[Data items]
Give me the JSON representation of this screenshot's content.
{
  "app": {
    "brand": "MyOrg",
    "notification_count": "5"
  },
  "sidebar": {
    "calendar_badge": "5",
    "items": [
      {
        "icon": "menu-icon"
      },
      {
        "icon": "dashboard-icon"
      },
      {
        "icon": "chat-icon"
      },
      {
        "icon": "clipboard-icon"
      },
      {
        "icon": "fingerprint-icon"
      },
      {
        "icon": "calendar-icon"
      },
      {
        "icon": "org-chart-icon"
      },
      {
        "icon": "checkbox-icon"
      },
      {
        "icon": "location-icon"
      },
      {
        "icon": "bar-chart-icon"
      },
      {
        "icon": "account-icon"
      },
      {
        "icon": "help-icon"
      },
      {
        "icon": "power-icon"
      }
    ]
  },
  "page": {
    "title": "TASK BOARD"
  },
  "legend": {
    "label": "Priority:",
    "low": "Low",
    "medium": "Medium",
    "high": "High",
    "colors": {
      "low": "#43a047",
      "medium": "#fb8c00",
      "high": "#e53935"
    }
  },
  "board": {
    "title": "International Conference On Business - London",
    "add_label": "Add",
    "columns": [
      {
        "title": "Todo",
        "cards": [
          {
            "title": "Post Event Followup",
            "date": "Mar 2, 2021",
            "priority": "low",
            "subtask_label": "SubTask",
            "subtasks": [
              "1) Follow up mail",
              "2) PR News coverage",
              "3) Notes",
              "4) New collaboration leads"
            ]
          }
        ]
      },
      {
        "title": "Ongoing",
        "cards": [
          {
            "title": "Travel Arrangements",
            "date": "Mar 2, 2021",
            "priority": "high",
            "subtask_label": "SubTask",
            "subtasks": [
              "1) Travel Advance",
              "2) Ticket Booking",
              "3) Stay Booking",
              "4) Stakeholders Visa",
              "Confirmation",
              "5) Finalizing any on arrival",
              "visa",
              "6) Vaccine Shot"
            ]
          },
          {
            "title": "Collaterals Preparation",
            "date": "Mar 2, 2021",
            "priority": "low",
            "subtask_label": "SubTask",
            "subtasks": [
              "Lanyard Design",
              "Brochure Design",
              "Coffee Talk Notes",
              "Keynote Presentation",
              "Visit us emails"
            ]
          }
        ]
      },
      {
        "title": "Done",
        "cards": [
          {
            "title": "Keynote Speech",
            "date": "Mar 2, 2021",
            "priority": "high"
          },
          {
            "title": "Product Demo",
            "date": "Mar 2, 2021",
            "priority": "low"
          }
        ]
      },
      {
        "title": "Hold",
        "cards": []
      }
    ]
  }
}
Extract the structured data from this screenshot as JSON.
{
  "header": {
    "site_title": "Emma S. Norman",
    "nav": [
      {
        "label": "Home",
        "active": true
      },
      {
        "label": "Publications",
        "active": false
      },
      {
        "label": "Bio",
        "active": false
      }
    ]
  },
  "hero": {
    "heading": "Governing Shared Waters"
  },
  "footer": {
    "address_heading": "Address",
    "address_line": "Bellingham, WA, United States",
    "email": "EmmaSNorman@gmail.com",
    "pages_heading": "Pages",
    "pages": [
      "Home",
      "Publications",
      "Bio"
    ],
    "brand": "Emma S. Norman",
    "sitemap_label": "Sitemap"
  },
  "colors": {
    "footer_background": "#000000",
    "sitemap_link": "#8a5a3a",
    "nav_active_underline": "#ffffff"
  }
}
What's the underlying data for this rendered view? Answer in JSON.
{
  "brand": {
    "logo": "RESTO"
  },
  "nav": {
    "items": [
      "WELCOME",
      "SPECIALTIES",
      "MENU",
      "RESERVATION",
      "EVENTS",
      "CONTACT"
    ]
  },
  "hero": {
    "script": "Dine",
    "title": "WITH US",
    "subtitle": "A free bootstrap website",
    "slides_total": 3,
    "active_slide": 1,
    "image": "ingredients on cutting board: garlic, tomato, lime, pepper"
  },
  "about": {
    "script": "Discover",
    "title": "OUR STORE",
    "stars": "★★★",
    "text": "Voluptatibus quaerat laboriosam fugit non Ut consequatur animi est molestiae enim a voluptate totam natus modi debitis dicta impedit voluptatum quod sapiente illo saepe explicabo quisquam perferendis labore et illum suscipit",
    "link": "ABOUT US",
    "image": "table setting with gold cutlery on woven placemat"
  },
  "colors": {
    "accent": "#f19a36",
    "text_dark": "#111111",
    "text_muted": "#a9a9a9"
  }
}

==

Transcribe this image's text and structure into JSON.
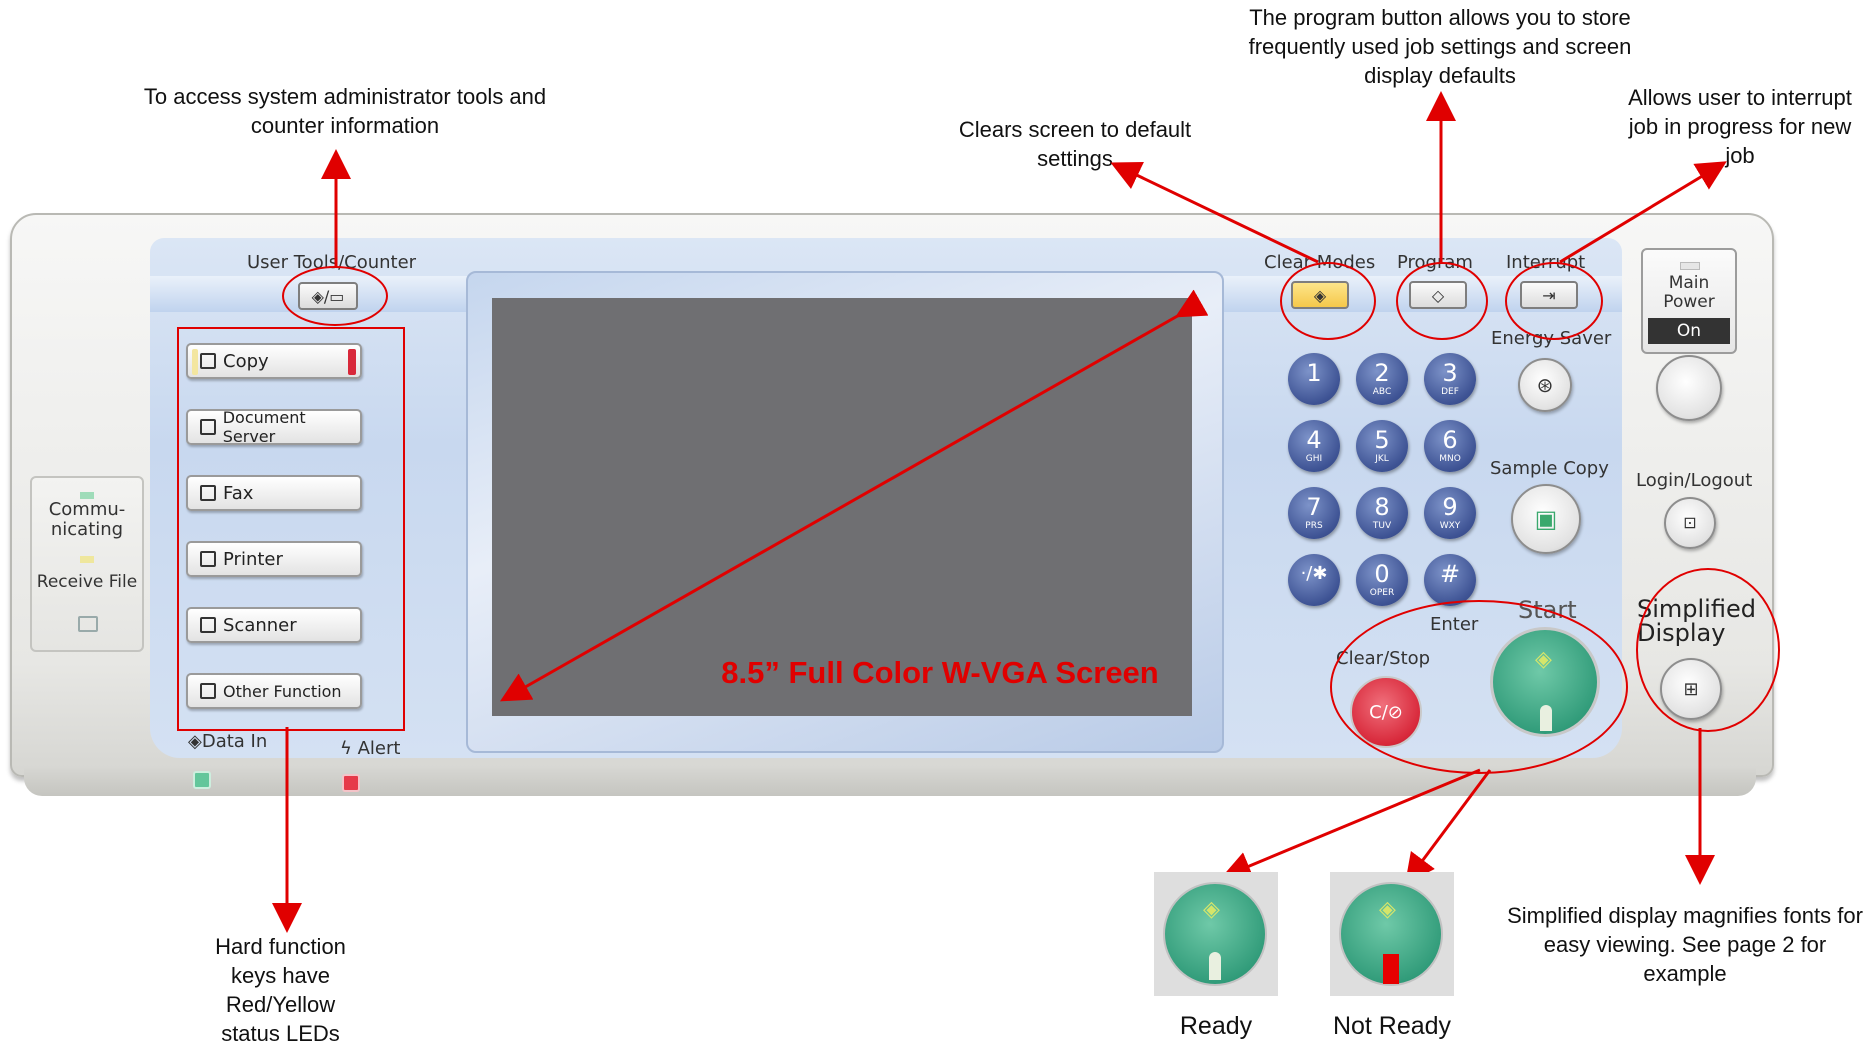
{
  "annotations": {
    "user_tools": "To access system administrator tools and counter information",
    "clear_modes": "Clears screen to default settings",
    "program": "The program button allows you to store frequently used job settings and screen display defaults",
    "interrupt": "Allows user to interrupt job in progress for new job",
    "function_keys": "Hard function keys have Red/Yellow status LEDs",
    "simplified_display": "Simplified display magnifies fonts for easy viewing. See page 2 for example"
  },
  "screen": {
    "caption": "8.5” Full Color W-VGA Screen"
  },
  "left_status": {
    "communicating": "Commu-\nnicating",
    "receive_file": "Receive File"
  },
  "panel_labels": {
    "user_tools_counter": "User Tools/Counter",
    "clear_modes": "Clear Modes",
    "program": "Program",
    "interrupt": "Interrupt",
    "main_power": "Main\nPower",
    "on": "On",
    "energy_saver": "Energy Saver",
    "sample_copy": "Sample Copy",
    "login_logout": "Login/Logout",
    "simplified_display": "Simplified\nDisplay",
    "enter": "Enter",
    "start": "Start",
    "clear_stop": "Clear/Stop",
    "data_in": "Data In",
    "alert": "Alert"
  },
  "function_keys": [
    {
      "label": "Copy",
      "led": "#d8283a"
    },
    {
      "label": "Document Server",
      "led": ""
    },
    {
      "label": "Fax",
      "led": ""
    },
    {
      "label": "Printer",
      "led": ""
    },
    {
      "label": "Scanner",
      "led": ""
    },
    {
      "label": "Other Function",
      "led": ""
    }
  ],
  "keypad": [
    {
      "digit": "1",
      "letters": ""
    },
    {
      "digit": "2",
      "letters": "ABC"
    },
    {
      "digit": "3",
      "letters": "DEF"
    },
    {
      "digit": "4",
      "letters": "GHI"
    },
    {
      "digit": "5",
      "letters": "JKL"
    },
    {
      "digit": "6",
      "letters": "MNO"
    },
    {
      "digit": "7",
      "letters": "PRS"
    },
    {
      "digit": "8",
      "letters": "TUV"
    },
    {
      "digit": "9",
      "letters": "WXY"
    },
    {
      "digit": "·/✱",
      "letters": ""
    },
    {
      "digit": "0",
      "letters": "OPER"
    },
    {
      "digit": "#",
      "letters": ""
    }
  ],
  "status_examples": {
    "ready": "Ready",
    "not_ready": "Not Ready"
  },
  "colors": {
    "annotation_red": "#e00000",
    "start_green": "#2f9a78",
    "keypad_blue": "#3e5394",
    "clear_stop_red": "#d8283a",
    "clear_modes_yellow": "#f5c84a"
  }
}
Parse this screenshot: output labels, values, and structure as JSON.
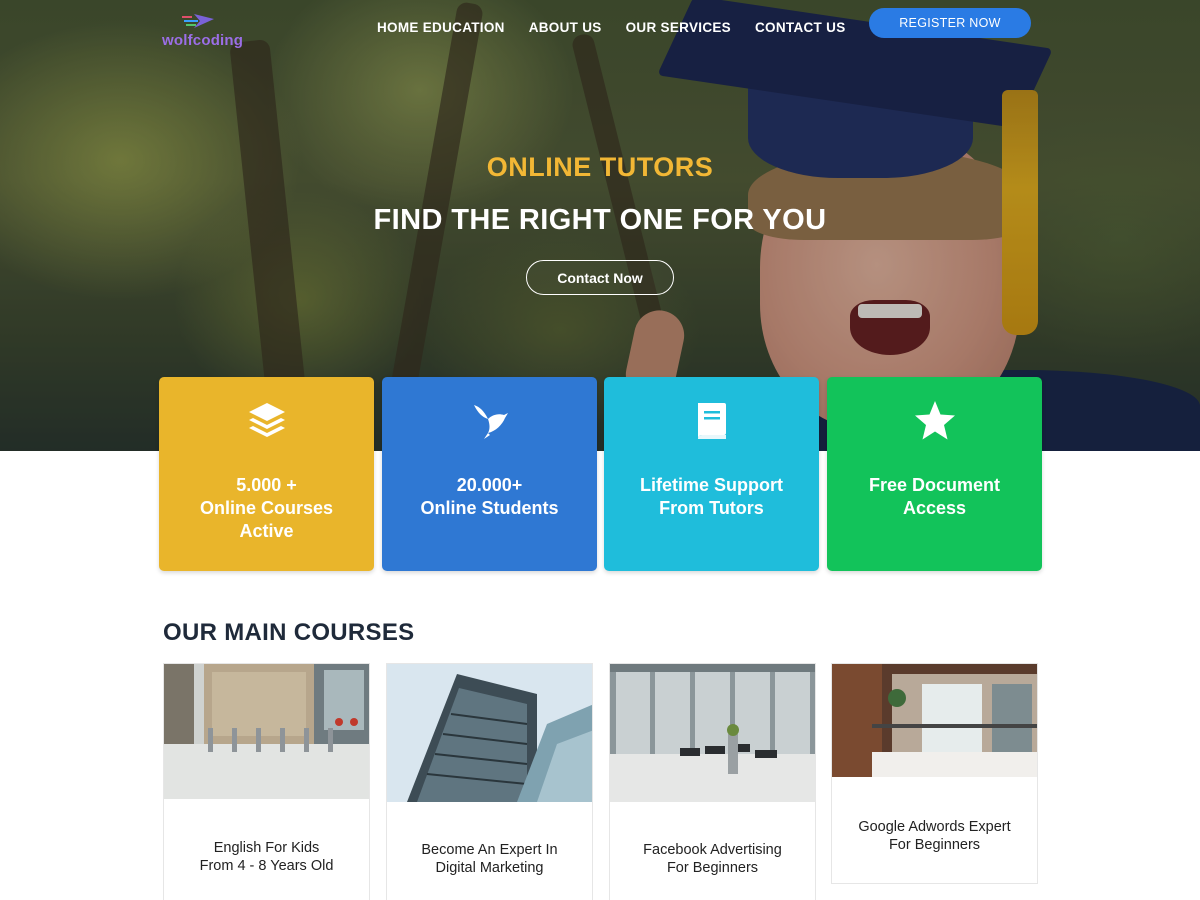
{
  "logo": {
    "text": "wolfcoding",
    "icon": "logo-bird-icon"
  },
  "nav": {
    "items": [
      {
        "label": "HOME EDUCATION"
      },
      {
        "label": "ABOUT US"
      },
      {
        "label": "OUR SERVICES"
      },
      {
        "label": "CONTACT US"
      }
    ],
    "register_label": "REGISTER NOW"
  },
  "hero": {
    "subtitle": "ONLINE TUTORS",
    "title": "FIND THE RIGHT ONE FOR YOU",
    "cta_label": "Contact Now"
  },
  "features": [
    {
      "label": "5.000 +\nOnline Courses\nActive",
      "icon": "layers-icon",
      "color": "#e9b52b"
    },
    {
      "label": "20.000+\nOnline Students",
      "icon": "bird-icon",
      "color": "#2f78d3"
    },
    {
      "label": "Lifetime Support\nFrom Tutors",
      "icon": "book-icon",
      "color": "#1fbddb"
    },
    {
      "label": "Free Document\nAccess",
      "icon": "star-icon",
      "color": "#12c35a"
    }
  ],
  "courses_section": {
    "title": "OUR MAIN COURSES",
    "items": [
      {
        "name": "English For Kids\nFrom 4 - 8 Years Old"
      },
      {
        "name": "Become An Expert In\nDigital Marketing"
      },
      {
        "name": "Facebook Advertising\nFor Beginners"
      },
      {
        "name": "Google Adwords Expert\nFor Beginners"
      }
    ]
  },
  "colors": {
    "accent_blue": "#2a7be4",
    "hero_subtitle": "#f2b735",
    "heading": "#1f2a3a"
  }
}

Your objective: Using the records above, gather all lines where the string "Travel" is present.

Expected answer:
            "title": "Travel Arrangements",
              "1) Travel Advance",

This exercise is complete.